Extracted data entries:
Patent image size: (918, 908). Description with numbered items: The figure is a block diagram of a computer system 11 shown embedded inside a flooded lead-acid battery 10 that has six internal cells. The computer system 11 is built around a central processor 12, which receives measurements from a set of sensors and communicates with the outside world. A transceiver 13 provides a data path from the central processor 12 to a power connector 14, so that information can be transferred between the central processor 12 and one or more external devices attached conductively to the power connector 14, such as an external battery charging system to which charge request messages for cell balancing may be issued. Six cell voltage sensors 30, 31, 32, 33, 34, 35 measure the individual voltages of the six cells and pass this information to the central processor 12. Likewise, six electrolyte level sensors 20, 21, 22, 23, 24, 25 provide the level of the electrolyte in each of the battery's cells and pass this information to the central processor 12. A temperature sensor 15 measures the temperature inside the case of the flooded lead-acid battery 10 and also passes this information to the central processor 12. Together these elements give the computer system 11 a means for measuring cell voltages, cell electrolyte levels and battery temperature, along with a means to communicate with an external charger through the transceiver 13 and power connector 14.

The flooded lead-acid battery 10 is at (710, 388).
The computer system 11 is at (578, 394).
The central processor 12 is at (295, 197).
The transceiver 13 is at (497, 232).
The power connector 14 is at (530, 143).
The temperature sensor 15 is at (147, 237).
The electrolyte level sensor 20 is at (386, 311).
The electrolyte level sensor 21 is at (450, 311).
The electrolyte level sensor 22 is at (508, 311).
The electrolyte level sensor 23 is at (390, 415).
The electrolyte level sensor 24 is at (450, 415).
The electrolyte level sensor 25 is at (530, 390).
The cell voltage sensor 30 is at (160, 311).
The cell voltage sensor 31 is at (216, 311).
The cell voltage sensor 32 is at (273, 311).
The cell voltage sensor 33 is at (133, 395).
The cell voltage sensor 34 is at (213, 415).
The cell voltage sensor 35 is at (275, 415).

EXERCISE REQUIREMENTS: Every record above must be printed again exactly.

ANSWER TO THE EXERCISE:
Patent image size: (918, 908). Description with numbered items: The figure is a block diagram of a computer system 11 shown embedded inside a flooded lead-acid battery 10 that has six internal cells. The computer system 11 is built around a central processor 12, which receives measurements from a set of sensors and communicates with the outside world. A transceiver 13 provides a data path from the central processor 12 to a power connector 14, so that information can be transferred between the central processor 12 and one or more external devices attached conductively to the power connector 14, such as an external battery charging system to which charge request messages for cell balancing may be issued. Six cell voltage sensors 30, 31, 32, 33, 34, 35 measure the individual voltages of the six cells and pass this information to the central processor 12. Likewise, six electrolyte level sensors 20, 21, 22, 23, 24, 25 provide the level of the electrolyte in each of the battery's cells and pass this information to the central processor 12. A temperature sensor 15 measures the temperature inside the case of the flooded lead-acid battery 10 and also passes this information to the central processor 12. Together these elements give the computer system 11 a means for measuring cell voltages, cell electrolyte levels and battery temperature, along with a means to communicate with an external charger through the transceiver 13 and power connector 14.

The flooded lead-acid battery 10 is at (710, 388).
The computer system 11 is at (578, 394).
The central processor 12 is at (295, 197).
The transceiver 13 is at (497, 232).
The power connector 14 is at (530, 143).
The temperature sensor 15 is at (147, 237).
The electrolyte level sensor 20 is at (386, 311).
The electrolyte level sensor 21 is at (450, 311).
The electrolyte level sensor 22 is at (508, 311).
The electrolyte level sensor 23 is at (390, 415).
The electrolyte level sensor 24 is at (450, 415).
The electrolyte level sensor 25 is at (530, 390).
The cell voltage sensor 30 is at (160, 311).
The cell voltage sensor 31 is at (216, 311).
The cell voltage sensor 32 is at (273, 311).
The cell voltage sensor 33 is at (133, 395).
The cell voltage sensor 34 is at (213, 415).
The cell voltage sensor 35 is at (275, 415).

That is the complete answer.